Material for the task
==========
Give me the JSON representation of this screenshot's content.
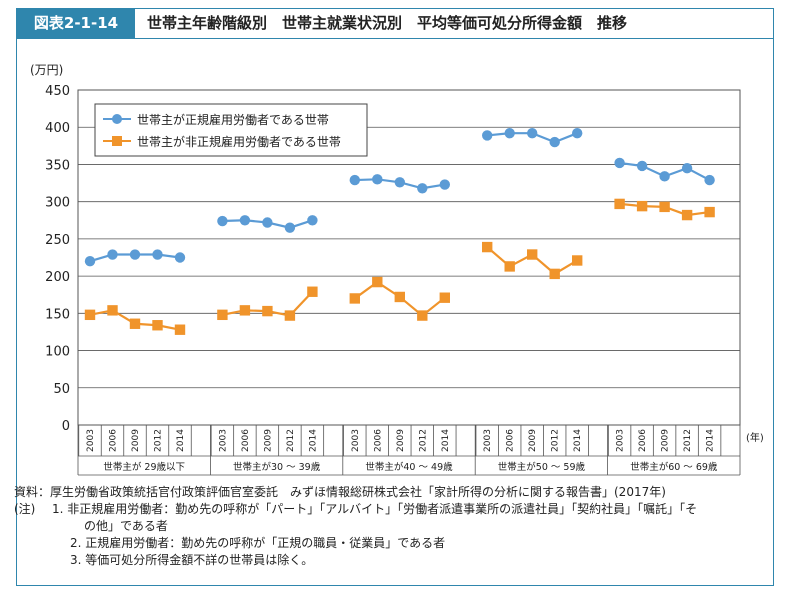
{
  "figure": {
    "label": "図表2-1-14",
    "title": "世帯主年齢階級別　世帯主就業状況別　平均等価可処分所得金額　推移"
  },
  "colors": {
    "accent": "#2f86ad",
    "regular": "#5b9bd5",
    "nonregular": "#f0942b"
  },
  "chart_data": {
    "type": "line",
    "ylabel": "(万円)",
    "xunit": "(年)",
    "ylim": [
      0,
      450
    ],
    "yticks": [
      0,
      50,
      100,
      150,
      200,
      250,
      300,
      350,
      400,
      450
    ],
    "grid": true,
    "legend_position": "top-left",
    "groups": [
      {
        "label": "世帯主が 29歳以下",
        "years": [
          "2003",
          "2006",
          "2009",
          "2012",
          "2014"
        ]
      },
      {
        "label": "世帯主が30 ～ 39歳",
        "years": [
          "2003",
          "2006",
          "2009",
          "2012",
          "2014"
        ]
      },
      {
        "label": "世帯主が40 ～ 49歳",
        "years": [
          "2003",
          "2006",
          "2009",
          "2012",
          "2014"
        ]
      },
      {
        "label": "世帯主が50 ～ 59歳",
        "years": [
          "2003",
          "2006",
          "2009",
          "2012",
          "2014"
        ]
      },
      {
        "label": "世帯主が60 ～ 69歳",
        "years": [
          "2003",
          "2006",
          "2009",
          "2012",
          "2014"
        ]
      }
    ],
    "series": [
      {
        "name": "世帯主が正規雇用労働者である世帯",
        "marker": "circle",
        "values": [
          [
            220,
            229,
            229,
            229,
            225
          ],
          [
            274,
            275,
            272,
            265,
            275
          ],
          [
            329,
            330,
            326,
            318,
            323
          ],
          [
            389,
            392,
            392,
            380,
            392
          ],
          [
            352,
            348,
            334,
            345,
            329
          ]
        ]
      },
      {
        "name": "世帯主が非正規雇用労働者である世帯",
        "marker": "square",
        "values": [
          [
            148,
            154,
            136,
            134,
            128
          ],
          [
            148,
            154,
            153,
            147,
            179
          ],
          [
            170,
            192,
            172,
            147,
            171
          ],
          [
            239,
            213,
            229,
            203,
            221
          ],
          [
            297,
            294,
            293,
            282,
            286
          ]
        ]
      }
    ]
  },
  "notes": {
    "source": "資料：厚生労働省政策統括官付政策評価官室委託　みずほ情報総研株式会社「家計所得の分析に関する報告書」(2017年)",
    "key": "(注)",
    "n1_line1": "1.  非正規雇用労働者：勤め先の呼称が「パート」「アルバイト」「労働者派遣事業所の派遣社員」「契約社員」「嘱託」「そ",
    "n1_line2": "の他」である者",
    "n2": "2.  正規雇用労働者：勤め先の呼称が「正規の職員・従業員」である者",
    "n3": "3.  等価可処分所得金額不詳の世帯員は除く。"
  }
}
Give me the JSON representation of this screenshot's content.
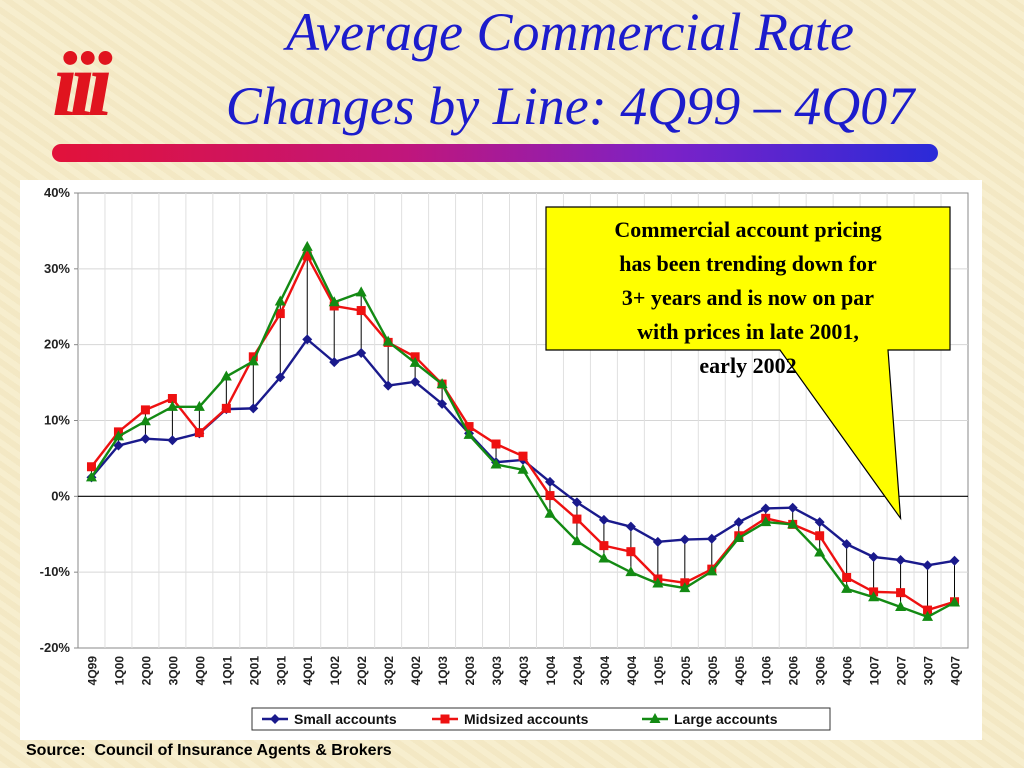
{
  "slide": {
    "logo_text": "iii",
    "title_line1": "Average Commercial Rate",
    "title_line2": "Changes by Line: 4Q99 – 4Q07",
    "source_text": "Source:  Council of Insurance Agents & Brokers",
    "callout_text": "Commercial account pricing has been trending down for 3+ years and is now on par with prices in late 2001, early 2002",
    "colors": {
      "title": "#1c1ccc",
      "logo": "#e0141e",
      "callout_fill": "#ffff00",
      "background": "#f6ecc9"
    }
  },
  "chart_data": {
    "type": "line",
    "title": "",
    "xlabel": "",
    "ylabel": "",
    "ylim": [
      -20,
      40
    ],
    "y_ticks": [
      -20,
      -10,
      0,
      10,
      20,
      30,
      40
    ],
    "y_tick_labels": [
      "-20%",
      "-10%",
      "0%",
      "10%",
      "20%",
      "30%",
      "40%"
    ],
    "grid": true,
    "legend_position": "bottom",
    "drop_lines": true,
    "categories": [
      "4Q99",
      "1Q00",
      "2Q00",
      "3Q00",
      "4Q00",
      "1Q01",
      "2Q01",
      "3Q01",
      "4Q01",
      "1Q02",
      "2Q02",
      "3Q02",
      "4Q02",
      "1Q03",
      "2Q03",
      "3Q03",
      "4Q03",
      "1Q04",
      "2Q04",
      "3Q04",
      "4Q04",
      "1Q05",
      "2Q05",
      "3Q05",
      "4Q05",
      "1Q06",
      "2Q06",
      "3Q06",
      "4Q06",
      "1Q07",
      "2Q07",
      "3Q07",
      "4Q07"
    ],
    "series": [
      {
        "name": "Small accounts",
        "color": "#1a1a8c",
        "marker": "diamond",
        "values": [
          2.5,
          6.7,
          7.6,
          7.4,
          8.3,
          11.5,
          11.6,
          15.7,
          20.7,
          17.7,
          18.9,
          14.6,
          15.1,
          12.2,
          8.3,
          4.5,
          4.8,
          1.9,
          -0.8,
          -3.1,
          -4.0,
          -6.0,
          -5.7,
          -5.6,
          -3.4,
          -1.6,
          -1.5,
          -3.4,
          -6.3,
          -8.0,
          -8.4,
          -9.1,
          -8.5
        ]
      },
      {
        "name": "Midsized accounts",
        "color": "#ee1111",
        "marker": "square",
        "values": [
          3.9,
          8.5,
          11.4,
          12.9,
          8.4,
          11.6,
          18.4,
          24.1,
          31.7,
          25.1,
          24.5,
          20.3,
          18.4,
          14.8,
          9.2,
          6.9,
          5.3,
          0.1,
          -3.0,
          -6.5,
          -7.3,
          -10.9,
          -11.4,
          -9.6,
          -5.2,
          -2.9,
          -3.7,
          -5.2,
          -10.7,
          -12.6,
          -12.7,
          -15.0,
          -13.9
        ]
      },
      {
        "name": "Large accounts",
        "color": "#138a13",
        "marker": "triangle",
        "values": [
          2.5,
          7.9,
          9.9,
          11.8,
          11.8,
          15.8,
          17.8,
          25.7,
          32.9,
          25.6,
          26.9,
          20.4,
          17.6,
          14.8,
          8.1,
          4.2,
          3.5,
          -2.3,
          -5.9,
          -8.2,
          -10.0,
          -11.5,
          -12.1,
          -9.9,
          -5.5,
          -3.4,
          -3.7,
          -7.4,
          -12.2,
          -13.3,
          -14.6,
          -15.9,
          -14.0
        ]
      }
    ]
  }
}
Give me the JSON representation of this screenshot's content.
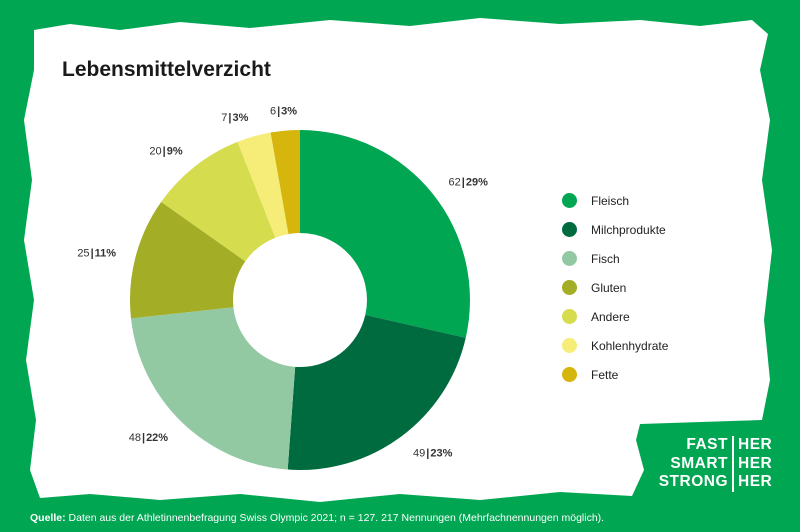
{
  "title": "Lebensmittelverzicht",
  "colors": {
    "background": "#00a651",
    "card": "#ffffff"
  },
  "chart_data": {
    "type": "pie",
    "donut": true,
    "title": "Lebensmittelverzicht",
    "legend_position": "right",
    "slices": [
      {
        "name": "Fleisch",
        "count": 62,
        "percent_label": "29%",
        "value": 62,
        "color": "#00a651"
      },
      {
        "name": "Milchprodukte",
        "count": 49,
        "percent_label": "23%",
        "value": 49,
        "color": "#006b3f"
      },
      {
        "name": "Fisch",
        "count": 48,
        "percent_label": "22%",
        "value": 48,
        "color": "#93c9a2"
      },
      {
        "name": "Gluten",
        "count": 25,
        "percent_label": "11%",
        "value": 25,
        "color": "#a3ad25"
      },
      {
        "name": "Andere",
        "count": 20,
        "percent_label": "9%",
        "value": 20,
        "color": "#d5dd4f"
      },
      {
        "name": "Kohlenhydrate",
        "count": 7,
        "percent_label": "3%",
        "value": 7,
        "color": "#f6ec78"
      },
      {
        "name": "Fette",
        "count": 6,
        "percent_label": "3%",
        "value": 6,
        "color": "#d6b50c"
      }
    ]
  },
  "source": {
    "label": "Quelle:",
    "text": "Daten aus der Athletinnenbefragung Swiss Olympic 2021; n = 127. 217 Nennungen (Mehrfachnennungen möglich)."
  },
  "brand": {
    "left": [
      "FAST",
      "SMART",
      "STRONG"
    ],
    "right": [
      "HER",
      "HER",
      "HER"
    ]
  }
}
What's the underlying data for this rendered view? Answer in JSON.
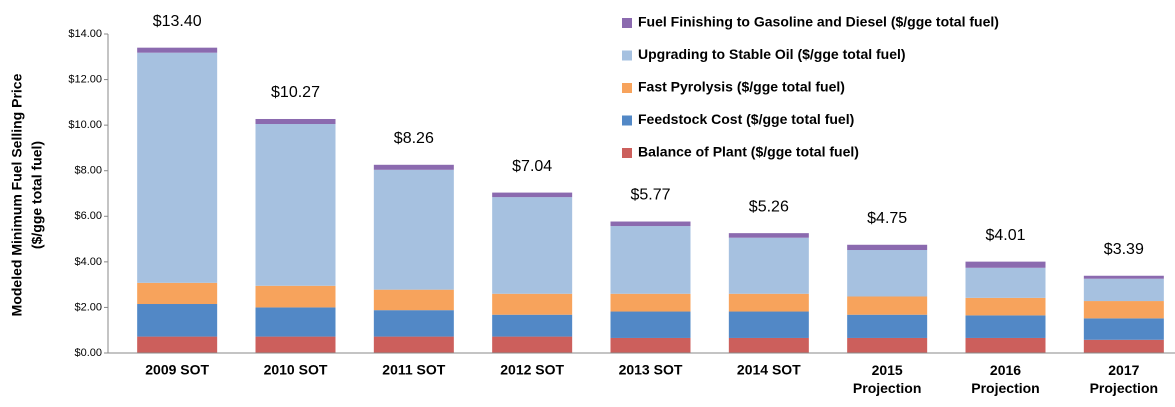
{
  "chart_data": {
    "type": "stacked_bar",
    "ylabel": [
      "Modeled Minimum Fuel Selling Price",
      "($/gge  total fuel)"
    ],
    "categories": [
      "2009 SOT",
      "2010 SOT",
      "2011 SOT",
      "2012 SOT",
      "2013 SOT",
      "2014 SOT",
      "2015 Projection",
      "2016 Projection",
      "2017 Projection"
    ],
    "series": [
      {
        "name": "Balance of Plant ($/gge total fuel)",
        "color": "#cc5f5c",
        "values": [
          0.72,
          0.72,
          0.72,
          0.72,
          0.66,
          0.66,
          0.66,
          0.66,
          0.58
        ]
      },
      {
        "name": "Feedstock Cost ($/gge total fuel)",
        "color": "#5288c6",
        "values": [
          1.43,
          1.28,
          1.16,
          0.96,
          1.16,
          1.16,
          1.02,
          0.99,
          0.94
        ]
      },
      {
        "name": "Fast Pyrolysis ($/gge total fuel)",
        "color": "#f7a35c",
        "values": [
          0.93,
          0.95,
          0.9,
          0.92,
          0.78,
          0.78,
          0.8,
          0.77,
          0.76
        ]
      },
      {
        "name": "Upgrading to Stable Oil ($/gge total fuel)",
        "color": "#a6c1e0",
        "values": [
          10.1,
          7.1,
          5.26,
          4.24,
          2.97,
          2.46,
          2.04,
          1.32,
          0.98
        ]
      },
      {
        "name": "Fuel Finishing to Gasoline and Diesel ($/gge total fuel)",
        "color": "#8b6aaf",
        "values": [
          0.22,
          0.22,
          0.22,
          0.2,
          0.2,
          0.2,
          0.23,
          0.27,
          0.13
        ]
      }
    ],
    "totals": {
      "values": [
        13.4,
        10.27,
        8.26,
        7.04,
        5.77,
        5.26,
        4.75,
        4.01,
        3.39
      ],
      "value_labels": [
        "$13.40",
        "$10.27",
        "$8.26",
        "$7.04",
        "$5.77",
        "$5.26",
        "$4.75",
        "$4.01",
        "$3.39"
      ]
    },
    "ylim": [
      0,
      14
    ],
    "yticks": [
      {
        "value": 0,
        "label": "$0.00"
      },
      {
        "value": 2,
        "label": "$2.00"
      },
      {
        "value": 4,
        "label": "$4.00"
      },
      {
        "value": 6,
        "label": "$6.00"
      },
      {
        "value": 8,
        "label": "$8.00"
      },
      {
        "value": 10,
        "label": "$10.00"
      },
      {
        "value": 12,
        "label": "$12.00"
      },
      {
        "value": 14,
        "label": "$14.00"
      }
    ],
    "legend": "top-right"
  }
}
==========
Problem to work on
Identify the lines in the entries that hold "Projection" and return each one.

Task result
      "2015 Projection",
      "2016 Projection",
      "2017 Projection"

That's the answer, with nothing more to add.